▶ **What the task asks**: Please reproduce each of the records below word for word, changing nothing.

▶ **Material for the task**:

## START

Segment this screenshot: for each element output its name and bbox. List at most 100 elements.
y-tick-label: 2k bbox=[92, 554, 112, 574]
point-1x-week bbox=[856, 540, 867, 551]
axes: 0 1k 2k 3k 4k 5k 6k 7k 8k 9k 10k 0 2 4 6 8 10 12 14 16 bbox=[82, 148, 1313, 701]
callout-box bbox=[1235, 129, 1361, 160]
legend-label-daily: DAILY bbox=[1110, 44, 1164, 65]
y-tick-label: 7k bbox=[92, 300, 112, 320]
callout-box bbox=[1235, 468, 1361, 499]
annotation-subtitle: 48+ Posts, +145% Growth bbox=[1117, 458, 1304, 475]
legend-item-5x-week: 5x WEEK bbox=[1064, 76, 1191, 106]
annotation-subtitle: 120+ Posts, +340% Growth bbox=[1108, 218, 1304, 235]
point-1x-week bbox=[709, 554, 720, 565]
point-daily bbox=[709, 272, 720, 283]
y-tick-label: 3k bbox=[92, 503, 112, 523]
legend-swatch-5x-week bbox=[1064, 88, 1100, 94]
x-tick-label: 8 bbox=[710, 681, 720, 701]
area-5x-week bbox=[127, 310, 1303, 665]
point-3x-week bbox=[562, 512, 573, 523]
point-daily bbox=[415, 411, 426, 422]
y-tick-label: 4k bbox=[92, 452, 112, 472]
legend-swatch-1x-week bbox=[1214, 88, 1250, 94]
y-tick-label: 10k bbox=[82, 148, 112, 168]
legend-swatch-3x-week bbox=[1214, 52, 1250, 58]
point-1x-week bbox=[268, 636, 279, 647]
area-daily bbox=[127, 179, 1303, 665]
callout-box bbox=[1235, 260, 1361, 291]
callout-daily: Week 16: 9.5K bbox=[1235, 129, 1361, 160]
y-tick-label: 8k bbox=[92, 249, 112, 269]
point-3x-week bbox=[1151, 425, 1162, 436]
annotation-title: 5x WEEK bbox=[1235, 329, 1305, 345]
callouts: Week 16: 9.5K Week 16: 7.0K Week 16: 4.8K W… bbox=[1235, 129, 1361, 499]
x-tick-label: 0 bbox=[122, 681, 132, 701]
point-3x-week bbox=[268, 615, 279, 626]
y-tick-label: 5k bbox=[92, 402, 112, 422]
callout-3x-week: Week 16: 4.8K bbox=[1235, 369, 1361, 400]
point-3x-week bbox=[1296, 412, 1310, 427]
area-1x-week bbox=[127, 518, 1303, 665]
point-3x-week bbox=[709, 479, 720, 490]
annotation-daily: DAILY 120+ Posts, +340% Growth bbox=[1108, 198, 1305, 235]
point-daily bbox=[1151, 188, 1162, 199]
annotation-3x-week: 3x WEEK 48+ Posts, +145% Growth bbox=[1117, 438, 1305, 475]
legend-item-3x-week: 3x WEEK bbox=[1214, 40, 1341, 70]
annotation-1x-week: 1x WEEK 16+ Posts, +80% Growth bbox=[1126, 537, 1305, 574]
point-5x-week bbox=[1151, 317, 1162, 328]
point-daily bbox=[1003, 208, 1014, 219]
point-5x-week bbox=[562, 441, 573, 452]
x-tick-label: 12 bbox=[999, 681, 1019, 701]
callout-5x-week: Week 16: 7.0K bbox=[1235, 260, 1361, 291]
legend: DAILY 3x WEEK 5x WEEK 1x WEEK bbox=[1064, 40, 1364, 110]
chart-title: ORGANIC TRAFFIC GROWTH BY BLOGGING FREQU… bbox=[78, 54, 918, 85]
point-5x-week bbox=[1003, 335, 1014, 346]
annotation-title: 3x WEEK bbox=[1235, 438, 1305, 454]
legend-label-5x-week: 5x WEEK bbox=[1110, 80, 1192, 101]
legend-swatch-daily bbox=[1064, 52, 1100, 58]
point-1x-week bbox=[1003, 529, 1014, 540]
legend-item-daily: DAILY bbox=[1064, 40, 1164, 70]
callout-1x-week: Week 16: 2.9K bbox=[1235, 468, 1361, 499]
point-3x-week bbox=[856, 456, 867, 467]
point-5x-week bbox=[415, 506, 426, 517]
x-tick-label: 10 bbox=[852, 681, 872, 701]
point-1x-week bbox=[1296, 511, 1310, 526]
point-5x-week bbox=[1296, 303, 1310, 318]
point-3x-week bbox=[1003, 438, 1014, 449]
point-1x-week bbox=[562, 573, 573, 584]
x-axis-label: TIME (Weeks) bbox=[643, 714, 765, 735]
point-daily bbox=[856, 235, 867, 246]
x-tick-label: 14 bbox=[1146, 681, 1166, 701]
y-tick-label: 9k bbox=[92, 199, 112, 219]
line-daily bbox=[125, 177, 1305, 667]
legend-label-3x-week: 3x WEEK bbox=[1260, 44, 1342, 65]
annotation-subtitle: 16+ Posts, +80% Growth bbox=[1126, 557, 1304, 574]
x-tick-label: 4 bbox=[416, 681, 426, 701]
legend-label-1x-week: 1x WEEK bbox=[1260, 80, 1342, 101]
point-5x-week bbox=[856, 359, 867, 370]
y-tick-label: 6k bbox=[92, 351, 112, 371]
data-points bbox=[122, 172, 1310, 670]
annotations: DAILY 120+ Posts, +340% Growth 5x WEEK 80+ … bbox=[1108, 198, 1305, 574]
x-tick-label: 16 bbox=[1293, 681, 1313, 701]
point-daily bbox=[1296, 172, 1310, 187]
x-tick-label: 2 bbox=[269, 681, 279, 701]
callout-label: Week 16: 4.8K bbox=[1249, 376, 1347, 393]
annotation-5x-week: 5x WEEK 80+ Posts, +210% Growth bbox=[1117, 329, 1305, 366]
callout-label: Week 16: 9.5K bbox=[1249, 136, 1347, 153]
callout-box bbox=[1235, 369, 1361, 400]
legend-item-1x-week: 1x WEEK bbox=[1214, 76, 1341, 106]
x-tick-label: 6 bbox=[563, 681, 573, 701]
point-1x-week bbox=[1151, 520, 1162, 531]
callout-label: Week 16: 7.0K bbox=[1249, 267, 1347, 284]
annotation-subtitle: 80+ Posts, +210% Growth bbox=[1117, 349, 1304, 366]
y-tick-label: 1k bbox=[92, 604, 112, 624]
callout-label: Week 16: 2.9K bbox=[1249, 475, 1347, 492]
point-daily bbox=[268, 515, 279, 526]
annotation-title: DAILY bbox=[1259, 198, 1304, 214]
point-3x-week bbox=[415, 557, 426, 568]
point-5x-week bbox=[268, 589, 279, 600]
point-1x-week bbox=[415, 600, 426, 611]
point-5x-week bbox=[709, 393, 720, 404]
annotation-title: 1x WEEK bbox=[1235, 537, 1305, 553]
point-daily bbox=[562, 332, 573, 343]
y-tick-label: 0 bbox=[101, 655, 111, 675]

## END

▶ **Result**:
Segment this screenshot: for each element output its name and bbox. List at most 100 elements.
y-tick-label: 2k bbox=[92, 554, 112, 574]
point-1x-week bbox=[856, 540, 867, 551]
axes: 0 1k 2k 3k 4k 5k 6k 7k 8k 9k 10k 0 2 4 6 8 10 12 14 16 bbox=[82, 148, 1313, 701]
callout-box bbox=[1235, 129, 1361, 160]
legend-label-daily: DAILY bbox=[1110, 44, 1164, 65]
y-tick-label: 7k bbox=[92, 300, 112, 320]
callout-box bbox=[1235, 468, 1361, 499]
annotation-subtitle: 48+ Posts, +145% Growth bbox=[1117, 458, 1304, 475]
legend-item-5x-week: 5x WEEK bbox=[1064, 76, 1191, 106]
annotation-subtitle: 120+ Posts, +340% Growth bbox=[1108, 218, 1304, 235]
point-1x-week bbox=[709, 554, 720, 565]
point-daily bbox=[709, 272, 720, 283]
y-tick-label: 3k bbox=[92, 503, 112, 523]
legend-swatch-5x-week bbox=[1064, 88, 1100, 94]
x-tick-label: 8 bbox=[710, 681, 720, 701]
area-5x-week bbox=[127, 310, 1303, 665]
point-3x-week bbox=[562, 512, 573, 523]
point-daily bbox=[415, 411, 426, 422]
y-tick-label: 4k bbox=[92, 452, 112, 472]
legend-swatch-1x-week bbox=[1214, 88, 1250, 94]
y-tick-label: 10k bbox=[82, 148, 112, 168]
legend-swatch-3x-week bbox=[1214, 52, 1250, 58]
point-1x-week bbox=[268, 636, 279, 647]
area-daily bbox=[127, 179, 1303, 665]
callout-box bbox=[1235, 260, 1361, 291]
callout-daily: Week 16: 9.5K bbox=[1235, 129, 1361, 160]
y-tick-label: 8k bbox=[92, 249, 112, 269]
point-3x-week bbox=[1151, 425, 1162, 436]
annotation-title: 5x WEEK bbox=[1235, 329, 1305, 345]
callouts: Week 16: 9.5K Week 16: 7.0K Week 16: 4.8K W… bbox=[1235, 129, 1361, 499]
x-tick-label: 0 bbox=[122, 681, 132, 701]
point-3x-week bbox=[268, 615, 279, 626]
y-tick-label: 5k bbox=[92, 402, 112, 422]
callout-3x-week: Week 16: 4.8K bbox=[1235, 369, 1361, 400]
point-3x-week bbox=[1296, 412, 1310, 427]
area-1x-week bbox=[127, 518, 1303, 665]
point-3x-week bbox=[709, 479, 720, 490]
annotation-daily: DAILY 120+ Posts, +340% Growth bbox=[1108, 198, 1305, 235]
point-daily bbox=[1151, 188, 1162, 199]
annotation-3x-week: 3x WEEK 48+ Posts, +145% Growth bbox=[1117, 438, 1305, 475]
legend-item-3x-week: 3x WEEK bbox=[1214, 40, 1341, 70]
annotation-1x-week: 1x WEEK 16+ Posts, +80% Growth bbox=[1126, 537, 1305, 574]
point-5x-week bbox=[1151, 317, 1162, 328]
point-daily bbox=[1003, 208, 1014, 219]
point-5x-week bbox=[562, 441, 573, 452]
x-tick-label: 12 bbox=[999, 681, 1019, 701]
callout-5x-week: Week 16: 7.0K bbox=[1235, 260, 1361, 291]
legend: DAILY 3x WEEK 5x WEEK 1x WEEK bbox=[1064, 40, 1364, 110]
chart-title: ORGANIC TRAFFIC GROWTH BY BLOGGING FREQU… bbox=[78, 54, 918, 85]
point-5x-week bbox=[1003, 335, 1014, 346]
annotation-title: 3x WEEK bbox=[1235, 438, 1305, 454]
legend-label-5x-week: 5x WEEK bbox=[1110, 80, 1192, 101]
legend-swatch-daily bbox=[1064, 52, 1100, 58]
point-1x-week bbox=[1003, 529, 1014, 540]
legend-item-daily: DAILY bbox=[1064, 40, 1164, 70]
callout-1x-week: Week 16: 2.9K bbox=[1235, 468, 1361, 499]
point-3x-week bbox=[856, 456, 867, 467]
point-5x-week bbox=[415, 506, 426, 517]
x-tick-label: 10 bbox=[852, 681, 872, 701]
point-1x-week bbox=[1296, 511, 1310, 526]
point-5x-week bbox=[1296, 303, 1310, 318]
point-3x-week bbox=[1003, 438, 1014, 449]
point-1x-week bbox=[562, 573, 573, 584]
x-axis-label: TIME (Weeks) bbox=[643, 714, 765, 735]
point-daily bbox=[856, 235, 867, 246]
x-tick-label: 14 bbox=[1146, 681, 1166, 701]
y-tick-label: 9k bbox=[92, 199, 112, 219]
line-daily bbox=[125, 177, 1305, 667]
legend-label-3x-week: 3x WEEK bbox=[1260, 44, 1342, 65]
annotation-subtitle: 16+ Posts, +80% Growth bbox=[1126, 557, 1304, 574]
x-tick-label: 4 bbox=[416, 681, 426, 701]
legend-label-1x-week: 1x WEEK bbox=[1260, 80, 1342, 101]
point-5x-week bbox=[856, 359, 867, 370]
y-tick-label: 6k bbox=[92, 351, 112, 371]
data-points bbox=[122, 172, 1310, 670]
annotations: DAILY 120+ Posts, +340% Growth 5x WEEK 80+ … bbox=[1108, 198, 1305, 574]
x-tick-label: 16 bbox=[1293, 681, 1313, 701]
point-daily bbox=[1296, 172, 1310, 187]
x-tick-label: 2 bbox=[269, 681, 279, 701]
callout-label: Week 16: 4.8K bbox=[1249, 376, 1347, 393]
annotation-5x-week: 5x WEEK 80+ Posts, +210% Growth bbox=[1117, 329, 1305, 366]
callout-label: Week 16: 9.5K bbox=[1249, 136, 1347, 153]
callout-box bbox=[1235, 369, 1361, 400]
legend-item-1x-week: 1x WEEK bbox=[1214, 76, 1341, 106]
x-tick-label: 6 bbox=[563, 681, 573, 701]
point-1x-week bbox=[1151, 520, 1162, 531]
callout-label: Week 16: 7.0K bbox=[1249, 267, 1347, 284]
annotation-subtitle: 80+ Posts, +210% Growth bbox=[1117, 349, 1304, 366]
y-tick-label: 1k bbox=[92, 604, 112, 624]
callout-label: Week 16: 2.9K bbox=[1249, 475, 1347, 492]
point-daily bbox=[268, 515, 279, 526]
annotation-title: DAILY bbox=[1259, 198, 1304, 214]
point-3x-week bbox=[415, 557, 426, 568]
point-5x-week bbox=[268, 589, 279, 600]
point-1x-week bbox=[415, 600, 426, 611]
point-5x-week bbox=[709, 393, 720, 404]
annotation-title: 1x WEEK bbox=[1235, 537, 1305, 553]
point-daily bbox=[562, 332, 573, 343]
y-tick-label: 0 bbox=[101, 655, 111, 675]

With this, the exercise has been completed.